**The problem**
Tally the lines with the word "level" and report the number alone.

==================================================

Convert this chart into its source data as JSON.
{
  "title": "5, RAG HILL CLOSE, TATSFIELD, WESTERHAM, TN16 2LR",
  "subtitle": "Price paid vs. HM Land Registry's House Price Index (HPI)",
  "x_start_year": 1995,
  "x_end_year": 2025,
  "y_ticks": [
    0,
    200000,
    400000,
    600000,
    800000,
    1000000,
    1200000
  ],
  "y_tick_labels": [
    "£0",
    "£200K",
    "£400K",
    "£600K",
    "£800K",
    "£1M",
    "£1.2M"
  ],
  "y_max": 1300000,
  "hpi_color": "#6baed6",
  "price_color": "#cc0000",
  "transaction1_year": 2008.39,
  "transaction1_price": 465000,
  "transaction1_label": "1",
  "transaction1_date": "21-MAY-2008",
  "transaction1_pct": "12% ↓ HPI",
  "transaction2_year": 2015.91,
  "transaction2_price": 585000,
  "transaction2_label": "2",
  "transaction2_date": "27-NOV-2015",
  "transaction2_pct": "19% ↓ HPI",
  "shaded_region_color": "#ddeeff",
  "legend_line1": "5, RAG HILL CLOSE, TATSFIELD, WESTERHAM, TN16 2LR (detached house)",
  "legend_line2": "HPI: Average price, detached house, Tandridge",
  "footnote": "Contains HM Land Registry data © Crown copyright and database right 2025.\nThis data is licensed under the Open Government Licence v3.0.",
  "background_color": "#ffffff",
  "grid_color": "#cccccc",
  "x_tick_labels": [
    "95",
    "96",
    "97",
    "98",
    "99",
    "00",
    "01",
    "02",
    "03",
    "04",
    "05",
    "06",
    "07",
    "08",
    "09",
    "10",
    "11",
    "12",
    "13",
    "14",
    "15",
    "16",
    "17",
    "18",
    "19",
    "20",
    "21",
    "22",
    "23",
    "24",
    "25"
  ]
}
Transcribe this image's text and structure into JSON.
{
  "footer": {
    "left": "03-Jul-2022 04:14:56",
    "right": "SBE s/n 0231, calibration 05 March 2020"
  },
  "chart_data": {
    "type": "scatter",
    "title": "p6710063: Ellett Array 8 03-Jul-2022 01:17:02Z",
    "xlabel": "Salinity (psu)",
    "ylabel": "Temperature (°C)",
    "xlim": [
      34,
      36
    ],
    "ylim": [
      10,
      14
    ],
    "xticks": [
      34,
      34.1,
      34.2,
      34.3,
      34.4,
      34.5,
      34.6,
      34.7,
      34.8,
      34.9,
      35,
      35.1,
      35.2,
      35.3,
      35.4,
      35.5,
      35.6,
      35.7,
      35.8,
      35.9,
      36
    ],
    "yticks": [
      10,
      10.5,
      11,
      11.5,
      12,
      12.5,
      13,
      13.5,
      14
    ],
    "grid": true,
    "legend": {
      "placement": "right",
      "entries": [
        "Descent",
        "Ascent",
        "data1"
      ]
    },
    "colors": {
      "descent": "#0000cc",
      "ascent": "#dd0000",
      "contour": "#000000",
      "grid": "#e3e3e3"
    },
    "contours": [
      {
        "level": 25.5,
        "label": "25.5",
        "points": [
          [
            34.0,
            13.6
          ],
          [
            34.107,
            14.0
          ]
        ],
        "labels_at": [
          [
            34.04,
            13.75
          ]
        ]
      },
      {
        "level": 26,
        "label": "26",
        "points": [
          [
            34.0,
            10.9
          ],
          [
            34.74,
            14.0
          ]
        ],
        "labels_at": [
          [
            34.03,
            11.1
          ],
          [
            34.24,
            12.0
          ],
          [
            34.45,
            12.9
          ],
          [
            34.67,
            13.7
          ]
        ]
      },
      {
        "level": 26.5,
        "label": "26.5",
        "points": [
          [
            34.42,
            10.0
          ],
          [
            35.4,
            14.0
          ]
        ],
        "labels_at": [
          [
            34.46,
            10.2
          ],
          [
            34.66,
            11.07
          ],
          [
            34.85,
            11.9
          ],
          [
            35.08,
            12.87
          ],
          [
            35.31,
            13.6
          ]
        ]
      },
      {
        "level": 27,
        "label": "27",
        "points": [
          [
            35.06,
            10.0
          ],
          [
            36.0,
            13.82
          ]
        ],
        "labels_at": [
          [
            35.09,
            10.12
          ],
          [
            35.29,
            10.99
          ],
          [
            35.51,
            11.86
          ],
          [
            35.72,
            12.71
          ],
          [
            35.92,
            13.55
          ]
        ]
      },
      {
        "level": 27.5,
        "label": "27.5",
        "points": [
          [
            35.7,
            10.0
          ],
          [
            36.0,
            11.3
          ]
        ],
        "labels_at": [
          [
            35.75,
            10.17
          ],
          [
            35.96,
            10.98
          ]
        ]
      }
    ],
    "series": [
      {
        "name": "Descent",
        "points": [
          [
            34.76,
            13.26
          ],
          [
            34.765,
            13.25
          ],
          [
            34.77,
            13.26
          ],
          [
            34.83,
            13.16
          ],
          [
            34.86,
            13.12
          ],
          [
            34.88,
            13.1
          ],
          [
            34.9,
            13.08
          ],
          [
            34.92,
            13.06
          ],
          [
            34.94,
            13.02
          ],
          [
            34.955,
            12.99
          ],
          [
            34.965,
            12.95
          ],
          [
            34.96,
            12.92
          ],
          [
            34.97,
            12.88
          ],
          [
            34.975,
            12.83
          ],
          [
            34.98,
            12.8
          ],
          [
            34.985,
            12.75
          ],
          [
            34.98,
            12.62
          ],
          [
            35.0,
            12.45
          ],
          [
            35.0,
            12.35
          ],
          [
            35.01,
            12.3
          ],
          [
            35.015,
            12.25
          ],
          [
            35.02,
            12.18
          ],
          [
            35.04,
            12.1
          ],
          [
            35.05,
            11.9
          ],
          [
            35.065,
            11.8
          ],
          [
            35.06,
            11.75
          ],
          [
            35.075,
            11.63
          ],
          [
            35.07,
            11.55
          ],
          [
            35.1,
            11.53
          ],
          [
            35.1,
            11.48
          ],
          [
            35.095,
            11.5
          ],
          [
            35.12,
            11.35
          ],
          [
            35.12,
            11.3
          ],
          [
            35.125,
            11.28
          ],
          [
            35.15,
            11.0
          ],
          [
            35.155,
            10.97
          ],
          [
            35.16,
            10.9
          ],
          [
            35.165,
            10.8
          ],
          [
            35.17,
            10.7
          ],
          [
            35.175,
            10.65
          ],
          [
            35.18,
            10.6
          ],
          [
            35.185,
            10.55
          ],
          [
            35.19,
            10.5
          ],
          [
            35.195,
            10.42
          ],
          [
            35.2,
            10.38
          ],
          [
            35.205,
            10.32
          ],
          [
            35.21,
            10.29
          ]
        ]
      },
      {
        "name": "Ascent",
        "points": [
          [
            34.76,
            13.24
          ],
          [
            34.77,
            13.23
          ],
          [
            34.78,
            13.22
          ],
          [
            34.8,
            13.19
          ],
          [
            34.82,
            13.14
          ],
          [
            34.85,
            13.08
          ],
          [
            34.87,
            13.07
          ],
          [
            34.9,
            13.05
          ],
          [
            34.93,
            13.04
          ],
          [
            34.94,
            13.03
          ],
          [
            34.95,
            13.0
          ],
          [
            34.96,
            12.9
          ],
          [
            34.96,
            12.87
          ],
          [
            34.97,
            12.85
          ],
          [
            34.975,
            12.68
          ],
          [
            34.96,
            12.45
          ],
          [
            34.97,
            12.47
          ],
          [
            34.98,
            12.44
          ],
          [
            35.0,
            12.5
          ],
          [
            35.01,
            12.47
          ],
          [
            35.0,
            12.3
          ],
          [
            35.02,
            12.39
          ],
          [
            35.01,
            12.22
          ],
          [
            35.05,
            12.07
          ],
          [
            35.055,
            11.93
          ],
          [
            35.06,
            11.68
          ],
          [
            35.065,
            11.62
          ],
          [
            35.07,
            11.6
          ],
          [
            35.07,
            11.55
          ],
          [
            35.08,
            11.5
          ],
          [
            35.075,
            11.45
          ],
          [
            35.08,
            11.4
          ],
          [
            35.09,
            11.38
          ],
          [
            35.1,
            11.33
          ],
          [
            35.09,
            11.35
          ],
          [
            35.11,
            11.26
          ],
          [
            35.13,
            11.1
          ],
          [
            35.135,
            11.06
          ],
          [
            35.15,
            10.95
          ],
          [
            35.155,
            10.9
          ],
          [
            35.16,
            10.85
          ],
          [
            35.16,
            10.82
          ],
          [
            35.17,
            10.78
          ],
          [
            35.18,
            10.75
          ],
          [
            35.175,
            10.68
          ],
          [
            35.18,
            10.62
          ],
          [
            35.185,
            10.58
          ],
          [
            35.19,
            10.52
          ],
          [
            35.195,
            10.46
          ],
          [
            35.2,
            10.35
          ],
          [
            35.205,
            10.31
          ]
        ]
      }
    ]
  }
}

==================================================

**Answer to the problem**
5